### Exercise instructions
Write out the entries below once more, exactly, with the pictures left out.

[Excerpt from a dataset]

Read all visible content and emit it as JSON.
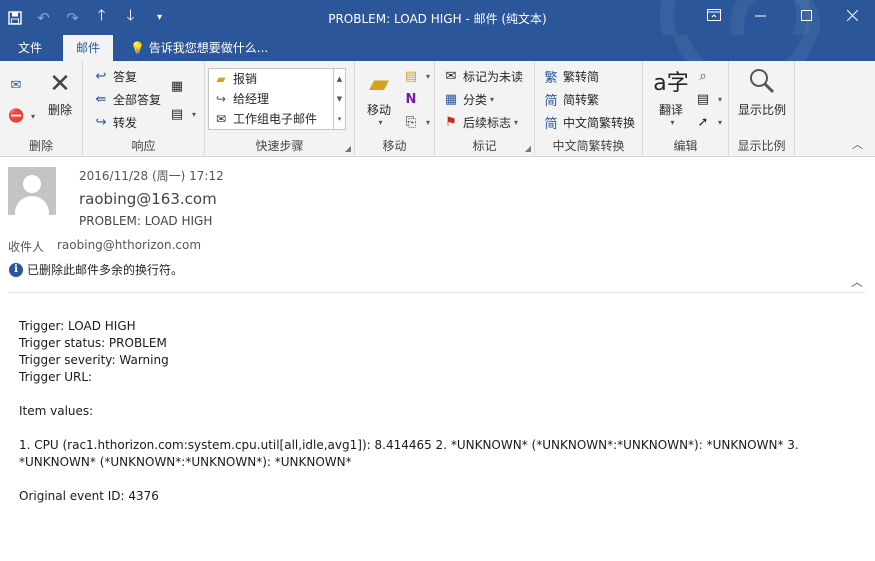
{
  "window": {
    "title": "PROBLEM: LOAD HIGH  -  邮件 (纯文本)"
  },
  "qat": {
    "save_icon": "save-icon",
    "undo_icon": "undo-icon",
    "redo_icon": "redo-icon",
    "up_icon": "up-arrow-icon",
    "down_icon": "down-arrow-icon",
    "customize_icon": "customize-icon"
  },
  "tabs": [
    {
      "label": "文件"
    },
    {
      "label": "邮件"
    }
  ],
  "tell_me": "告诉我您想要做什么...",
  "ribbon": {
    "groups": {
      "delete": "删除",
      "respond": "响应",
      "quick_steps": "快速步骤",
      "move": "移动",
      "tags": "标记",
      "chinese_conv": "中文简繁转换",
      "editing": "编辑",
      "zoom": "显示比例"
    },
    "delete_button": "删除",
    "reply": "答复",
    "reply_all": "全部答复",
    "forward": "转发",
    "quick_steps": [
      "报销",
      "给经理",
      "工作组电子邮件"
    ],
    "move_button": "移动",
    "mark_unread": "标记为未读",
    "categorize": "分类",
    "follow_up": "后续标志",
    "to_traditional": "繁转简",
    "to_simplified": "简转繁",
    "conversion": "中文简繁转换",
    "translate": "翻译",
    "zoom_button": "显示比例"
  },
  "message": {
    "date": "2016/11/28 (周一) 17:12",
    "sender": "raobing@163.com",
    "subject": "PROBLEM: LOAD HIGH",
    "to_label": "收件人",
    "to_value": "raobing@hthorizon.com",
    "info": "已删除此邮件多余的换行符。"
  },
  "body": {
    "trigger": "Trigger: LOAD HIGH",
    "status": "Trigger status: PROBLEM",
    "severity": "Trigger severity: Warning",
    "url": "Trigger URL:",
    "item_values": "Item values:",
    "values_text": "1. CPU (rac1.hthorizon.com:system.cpu.util[all,idle,avg1]): 8.414465 2. *UNKNOWN* (*UNKNOWN*:*UNKNOWN*): *UNKNOWN* 3. *UNKNOWN* (*UNKNOWN*:*UNKNOWN*): *UNKNOWN*",
    "event_id": "Original event ID: 4376"
  },
  "colors": {
    "accent": "#2b579a",
    "ribbon_bg": "#f3f3f3"
  }
}
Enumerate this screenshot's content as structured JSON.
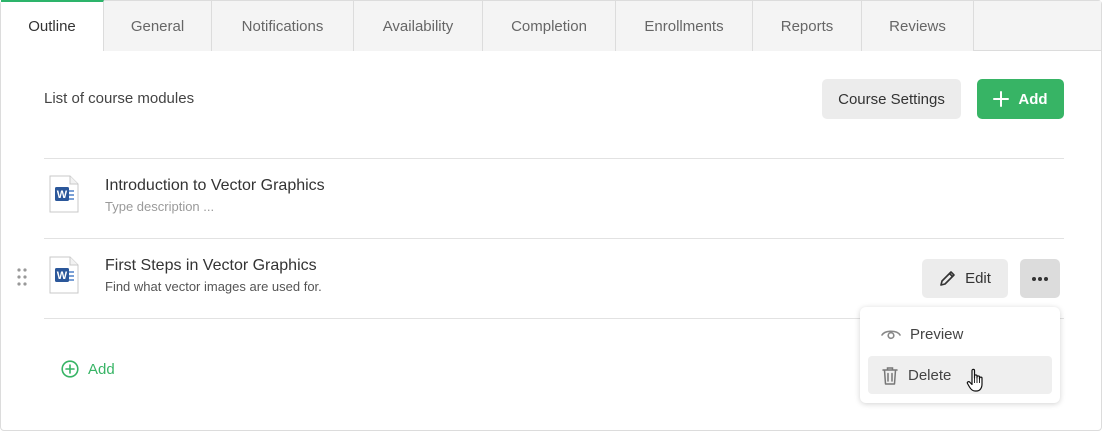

### Task result
Read all visible content and emit it as JSON.
{
  "window": {
    "title": "PROBLEM: LOAD HIGH  -  邮件 (纯文本)"
  },
  "qat": {
    "save_icon": "save-icon",
    "undo_icon": "undo-icon",
    "redo_icon": "redo-icon",
    "up_icon": "up-arrow-icon",
    "down_icon": "down-arrow-icon",
    "customize_icon": "customize-icon"
  },
  "tabs": [
    {
      "label": "文件"
    },
    {
      "label": "邮件"
    }
  ],
  "tell_me": "告诉我您想要做什么...",
  "ribbon": {
    "groups": {
      "delete": "删除",
      "respond": "响应",
      "quick_steps": "快速步骤",
      "move": "移动",
      "tags": "标记",
      "chinese_conv": "中文简繁转换",
      "editing": "编辑",
      "zoom": "显示比例"
    },
    "delete_button": "删除",
    "reply": "答复",
    "reply_all": "全部答复",
    "forward": "转发",
    "quick_steps": [
      "报销",
      "给经理",
      "工作组电子邮件"
    ],
    "move_button": "移动",
    "mark_unread": "标记为未读",
    "categorize": "分类",
    "follow_up": "后续标志",
    "to_traditional": "繁转简",
    "to_simplified": "简转繁",
    "conversion": "中文简繁转换",
    "translate": "翻译",
    "zoom_button": "显示比例"
  },
  "message": {
    "date": "2016/11/28 (周一) 17:12",
    "sender": "raobing@163.com",
    "subject": "PROBLEM: LOAD HIGH",
    "to_label": "收件人",
    "to_value": "raobing@hthorizon.com",
    "info": "已删除此邮件多余的换行符。"
  },
  "body": {
    "trigger": "Trigger: LOAD HIGH",
    "status": "Trigger status: PROBLEM",
    "severity": "Trigger severity: Warning",
    "url": "Trigger URL:",
    "item_values": "Item values:",
    "values_text": "1. CPU (rac1.hthorizon.com:system.cpu.util[all,idle,avg1]): 8.414465 2. *UNKNOWN* (*UNKNOWN*:*UNKNOWN*): *UNKNOWN* 3. *UNKNOWN* (*UNKNOWN*:*UNKNOWN*): *UNKNOWN*",
    "event_id": "Original event ID: 4376"
  },
  "colors": {
    "accent": "#2b579a",
    "ribbon_bg": "#f3f3f3"
  }
}
Enumerate this screenshot's content as structured JSON.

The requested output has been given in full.